[Extracts from a graphics dataset]

================================

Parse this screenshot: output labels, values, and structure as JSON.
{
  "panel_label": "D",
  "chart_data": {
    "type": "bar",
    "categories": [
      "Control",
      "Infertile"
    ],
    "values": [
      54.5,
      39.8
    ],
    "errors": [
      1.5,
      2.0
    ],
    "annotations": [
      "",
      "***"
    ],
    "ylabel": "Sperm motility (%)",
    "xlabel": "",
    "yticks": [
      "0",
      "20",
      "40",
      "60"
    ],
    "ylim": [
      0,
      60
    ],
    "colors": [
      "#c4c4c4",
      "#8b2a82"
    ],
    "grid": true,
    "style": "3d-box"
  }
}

================================

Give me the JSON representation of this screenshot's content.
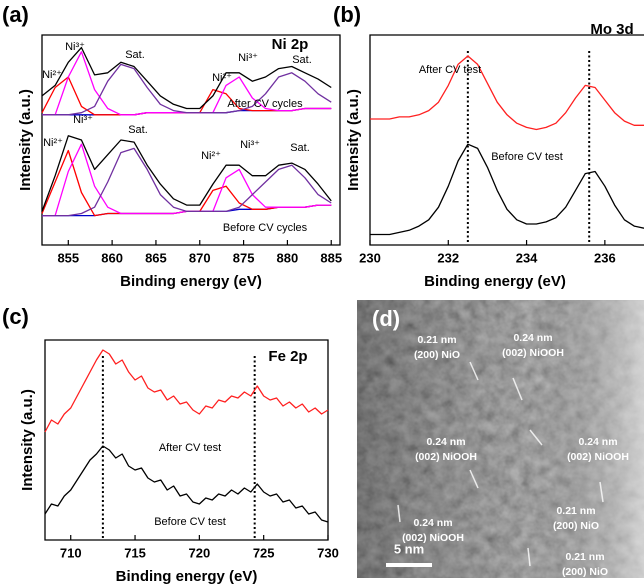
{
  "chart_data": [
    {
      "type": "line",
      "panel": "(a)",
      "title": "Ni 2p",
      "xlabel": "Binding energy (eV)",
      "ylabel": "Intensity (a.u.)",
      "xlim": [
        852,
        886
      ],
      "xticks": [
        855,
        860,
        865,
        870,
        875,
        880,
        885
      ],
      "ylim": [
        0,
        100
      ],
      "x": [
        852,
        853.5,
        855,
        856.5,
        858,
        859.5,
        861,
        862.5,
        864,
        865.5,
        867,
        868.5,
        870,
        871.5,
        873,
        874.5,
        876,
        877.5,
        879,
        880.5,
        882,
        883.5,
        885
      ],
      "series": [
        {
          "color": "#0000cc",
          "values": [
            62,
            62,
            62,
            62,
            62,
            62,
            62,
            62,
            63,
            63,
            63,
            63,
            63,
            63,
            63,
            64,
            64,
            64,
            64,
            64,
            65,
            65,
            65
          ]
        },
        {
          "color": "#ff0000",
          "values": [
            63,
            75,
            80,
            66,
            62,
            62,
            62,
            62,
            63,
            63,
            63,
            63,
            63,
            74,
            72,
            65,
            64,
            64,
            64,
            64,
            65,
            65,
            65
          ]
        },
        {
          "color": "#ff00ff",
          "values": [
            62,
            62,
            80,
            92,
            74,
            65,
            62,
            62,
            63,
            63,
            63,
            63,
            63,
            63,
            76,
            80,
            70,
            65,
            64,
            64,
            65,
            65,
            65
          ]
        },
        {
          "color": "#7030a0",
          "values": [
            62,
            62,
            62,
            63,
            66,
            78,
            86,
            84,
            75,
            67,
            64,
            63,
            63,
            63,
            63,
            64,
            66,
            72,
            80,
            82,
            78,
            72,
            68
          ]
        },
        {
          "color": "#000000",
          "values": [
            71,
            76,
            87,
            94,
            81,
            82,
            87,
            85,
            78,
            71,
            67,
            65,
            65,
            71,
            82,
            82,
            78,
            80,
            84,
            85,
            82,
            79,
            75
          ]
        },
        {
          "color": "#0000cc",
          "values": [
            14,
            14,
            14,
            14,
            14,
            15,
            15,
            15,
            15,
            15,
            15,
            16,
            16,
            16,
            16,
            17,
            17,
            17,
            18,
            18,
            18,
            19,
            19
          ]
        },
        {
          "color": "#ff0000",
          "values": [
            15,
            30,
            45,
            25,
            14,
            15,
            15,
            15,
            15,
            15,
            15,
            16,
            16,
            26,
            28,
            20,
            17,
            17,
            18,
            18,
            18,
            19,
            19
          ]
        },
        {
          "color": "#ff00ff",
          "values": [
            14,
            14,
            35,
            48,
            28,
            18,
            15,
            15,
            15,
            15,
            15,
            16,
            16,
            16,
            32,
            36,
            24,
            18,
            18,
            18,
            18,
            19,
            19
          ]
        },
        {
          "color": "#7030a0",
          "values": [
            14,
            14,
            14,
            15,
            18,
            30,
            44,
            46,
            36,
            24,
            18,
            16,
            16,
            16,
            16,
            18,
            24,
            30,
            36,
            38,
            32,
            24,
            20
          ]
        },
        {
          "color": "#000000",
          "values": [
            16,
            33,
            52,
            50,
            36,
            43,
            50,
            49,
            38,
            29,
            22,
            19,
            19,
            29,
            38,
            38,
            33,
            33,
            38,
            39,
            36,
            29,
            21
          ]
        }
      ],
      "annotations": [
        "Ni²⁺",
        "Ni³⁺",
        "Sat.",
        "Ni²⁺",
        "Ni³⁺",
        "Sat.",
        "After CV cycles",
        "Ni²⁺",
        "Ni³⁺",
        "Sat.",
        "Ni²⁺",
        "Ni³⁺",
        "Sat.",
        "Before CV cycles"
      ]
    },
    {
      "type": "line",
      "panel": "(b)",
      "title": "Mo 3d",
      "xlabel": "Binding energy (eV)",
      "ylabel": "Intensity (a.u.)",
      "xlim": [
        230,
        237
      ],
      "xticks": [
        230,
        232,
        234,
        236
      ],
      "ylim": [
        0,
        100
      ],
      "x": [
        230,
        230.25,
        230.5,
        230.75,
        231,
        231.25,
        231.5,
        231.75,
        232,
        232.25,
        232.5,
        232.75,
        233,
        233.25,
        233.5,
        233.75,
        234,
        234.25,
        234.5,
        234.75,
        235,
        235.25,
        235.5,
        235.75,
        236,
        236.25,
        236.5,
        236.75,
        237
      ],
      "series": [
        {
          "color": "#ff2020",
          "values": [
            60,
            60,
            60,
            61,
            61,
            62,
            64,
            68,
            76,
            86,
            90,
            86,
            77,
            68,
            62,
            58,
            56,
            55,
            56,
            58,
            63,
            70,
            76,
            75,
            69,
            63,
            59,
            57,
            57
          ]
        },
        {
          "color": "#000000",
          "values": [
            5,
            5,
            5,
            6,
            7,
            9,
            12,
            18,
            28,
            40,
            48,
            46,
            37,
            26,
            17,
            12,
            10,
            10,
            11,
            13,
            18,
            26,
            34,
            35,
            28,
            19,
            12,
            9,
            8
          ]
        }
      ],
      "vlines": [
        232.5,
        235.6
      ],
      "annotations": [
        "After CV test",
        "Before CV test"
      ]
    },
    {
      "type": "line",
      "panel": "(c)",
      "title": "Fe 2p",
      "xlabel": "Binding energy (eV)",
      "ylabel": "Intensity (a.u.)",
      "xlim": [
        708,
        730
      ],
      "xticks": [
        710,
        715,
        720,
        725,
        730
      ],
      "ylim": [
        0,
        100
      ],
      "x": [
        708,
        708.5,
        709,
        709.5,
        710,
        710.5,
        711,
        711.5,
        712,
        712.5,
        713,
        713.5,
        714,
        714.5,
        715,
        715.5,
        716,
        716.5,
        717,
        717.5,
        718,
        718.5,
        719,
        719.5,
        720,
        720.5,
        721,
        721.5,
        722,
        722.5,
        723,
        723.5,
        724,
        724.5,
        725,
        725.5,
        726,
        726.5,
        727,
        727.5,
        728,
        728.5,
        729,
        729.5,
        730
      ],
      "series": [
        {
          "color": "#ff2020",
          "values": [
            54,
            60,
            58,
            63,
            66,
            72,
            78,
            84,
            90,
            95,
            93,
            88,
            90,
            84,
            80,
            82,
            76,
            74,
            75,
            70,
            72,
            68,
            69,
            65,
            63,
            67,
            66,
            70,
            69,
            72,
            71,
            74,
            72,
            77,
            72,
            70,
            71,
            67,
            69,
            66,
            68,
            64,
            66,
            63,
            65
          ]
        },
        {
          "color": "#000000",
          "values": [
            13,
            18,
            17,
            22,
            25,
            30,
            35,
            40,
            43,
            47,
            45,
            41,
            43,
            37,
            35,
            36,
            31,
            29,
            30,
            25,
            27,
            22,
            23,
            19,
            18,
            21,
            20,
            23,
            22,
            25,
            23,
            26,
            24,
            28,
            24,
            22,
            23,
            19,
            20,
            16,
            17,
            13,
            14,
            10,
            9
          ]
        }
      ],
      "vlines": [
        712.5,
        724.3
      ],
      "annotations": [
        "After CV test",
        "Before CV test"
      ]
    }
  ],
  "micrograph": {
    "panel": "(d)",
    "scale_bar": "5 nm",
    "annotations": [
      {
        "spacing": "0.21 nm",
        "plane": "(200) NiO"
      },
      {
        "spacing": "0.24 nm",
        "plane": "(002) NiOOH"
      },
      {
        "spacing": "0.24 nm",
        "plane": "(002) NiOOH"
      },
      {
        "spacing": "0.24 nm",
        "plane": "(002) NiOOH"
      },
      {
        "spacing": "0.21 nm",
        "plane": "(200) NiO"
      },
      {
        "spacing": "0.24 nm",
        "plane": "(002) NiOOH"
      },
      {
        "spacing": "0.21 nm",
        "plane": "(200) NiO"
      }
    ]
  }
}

================================

## What you should do
Pick out each line above that includes "this" and show it.

## Result of the exercise
Parse this screenshot: output labels, values, and structure as JSON.
Give me the JSON representation of this screenshot's content.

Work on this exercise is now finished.